--- start of Dataset excerpts ---
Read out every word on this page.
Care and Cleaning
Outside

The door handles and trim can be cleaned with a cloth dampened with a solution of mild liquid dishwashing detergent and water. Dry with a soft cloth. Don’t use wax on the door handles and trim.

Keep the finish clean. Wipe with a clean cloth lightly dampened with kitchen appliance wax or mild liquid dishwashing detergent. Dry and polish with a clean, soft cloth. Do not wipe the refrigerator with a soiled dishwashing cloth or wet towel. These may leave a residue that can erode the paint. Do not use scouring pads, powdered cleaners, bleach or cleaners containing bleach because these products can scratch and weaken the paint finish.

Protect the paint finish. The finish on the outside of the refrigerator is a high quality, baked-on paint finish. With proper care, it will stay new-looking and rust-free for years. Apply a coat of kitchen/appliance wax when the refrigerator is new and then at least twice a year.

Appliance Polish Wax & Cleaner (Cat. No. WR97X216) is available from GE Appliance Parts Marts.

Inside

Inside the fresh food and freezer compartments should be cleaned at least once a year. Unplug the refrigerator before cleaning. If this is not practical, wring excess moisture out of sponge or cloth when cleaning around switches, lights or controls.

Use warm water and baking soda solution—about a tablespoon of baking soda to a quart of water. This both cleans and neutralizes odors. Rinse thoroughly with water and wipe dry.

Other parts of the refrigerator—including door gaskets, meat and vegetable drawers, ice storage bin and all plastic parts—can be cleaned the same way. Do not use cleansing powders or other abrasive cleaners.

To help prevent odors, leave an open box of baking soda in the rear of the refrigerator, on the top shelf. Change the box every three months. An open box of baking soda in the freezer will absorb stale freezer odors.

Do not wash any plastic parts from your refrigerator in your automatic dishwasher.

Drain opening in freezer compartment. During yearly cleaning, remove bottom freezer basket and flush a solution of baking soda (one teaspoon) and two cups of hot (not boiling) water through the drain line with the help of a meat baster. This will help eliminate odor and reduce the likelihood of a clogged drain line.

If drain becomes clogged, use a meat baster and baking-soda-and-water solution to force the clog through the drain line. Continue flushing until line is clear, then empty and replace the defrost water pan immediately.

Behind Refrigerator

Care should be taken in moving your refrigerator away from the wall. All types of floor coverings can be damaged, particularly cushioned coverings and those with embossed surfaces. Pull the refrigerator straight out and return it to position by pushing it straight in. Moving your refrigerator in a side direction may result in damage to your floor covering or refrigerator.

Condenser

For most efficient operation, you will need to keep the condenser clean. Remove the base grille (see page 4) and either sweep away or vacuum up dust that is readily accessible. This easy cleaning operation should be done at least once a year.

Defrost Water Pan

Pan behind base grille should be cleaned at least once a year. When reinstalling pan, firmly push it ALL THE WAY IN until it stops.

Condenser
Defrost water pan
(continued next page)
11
--- end of Dataset excerpts ---
### Short exercise
The lines above should be duplicated exactly.

### Written reply
Read out every word on this page.
Care and Cleaning
Outside

The door handles and trim can be cleaned with a cloth dampened with a solution of mild liquid dishwashing detergent and water. Dry with a soft cloth. Don’t use wax on the door handles and trim.

Keep the finish clean. Wipe with a clean cloth lightly dampened with kitchen appliance wax or mild liquid dishwashing detergent. Dry and polish with a clean, soft cloth. Do not wipe the refrigerator with a soiled dishwashing cloth or wet towel. These may leave a residue that can erode the paint. Do not use scouring pads, powdered cleaners, bleach or cleaners containing bleach because these products can scratch and weaken the paint finish.

Protect the paint finish. The finish on the outside of the refrigerator is a high quality, baked-on paint finish. With proper care, it will stay new-looking and rust-free for years. Apply a coat of kitchen/appliance wax when the refrigerator is new and then at least twice a year.

Appliance Polish Wax & Cleaner (Cat. No. WR97X216) is available from GE Appliance Parts Marts.

Inside

Inside the fresh food and freezer compartments should be cleaned at least once a year. Unplug the refrigerator before cleaning. If this is not practical, wring excess moisture out of sponge or cloth when cleaning around switches, lights or controls.

Use warm water and baking soda solution—about a tablespoon of baking soda to a quart of water. This both cleans and neutralizes odors. Rinse thoroughly with water and wipe dry.

Other parts of the refrigerator—including door gaskets, meat and vegetable drawers, ice storage bin and all plastic parts—can be cleaned the same way. Do not use cleansing powders or other abrasive cleaners.

To help prevent odors, leave an open box of baking soda in the rear of the refrigerator, on the top shelf. Change the box every three months. An open box of baking soda in the freezer will absorb stale freezer odors.

Do not wash any plastic parts from your refrigerator in your automatic dishwasher.

Drain opening in freezer compartment. During yearly cleaning, remove bottom freezer basket and flush a solution of baking soda (one teaspoon) and two cups of hot (not boiling) water through the drain line with the help of a meat baster. This will help eliminate odor and reduce the likelihood of a clogged drain line.

If drain becomes clogged, use a meat baster and baking-soda-and-water solution to force the clog through the drain line. Continue flushing until line is clear, then empty and replace the defrost water pan immediately.

Behind Refrigerator

Care should be taken in moving your refrigerator away from the wall. All types of floor coverings can be damaged, particularly cushioned coverings and those with embossed surfaces. Pull the refrigerator straight out and return it to position by pushing it straight in. Moving your refrigerator in a side direction may result in damage to your floor covering or refrigerator.

Condenser

For most efficient operation, you will need to keep the condenser clean. Remove the base grille (see page 4) and either sweep away or vacuum up dust that is readily accessible. This easy cleaning operation should be done at least once a year.

Defrost Water Pan

Pan behind base grille should be cleaned at least once a year. When reinstalling pan, firmly push it ALL THE WAY IN until it stops.

Condenser
Defrost water pan
(continued next page)
11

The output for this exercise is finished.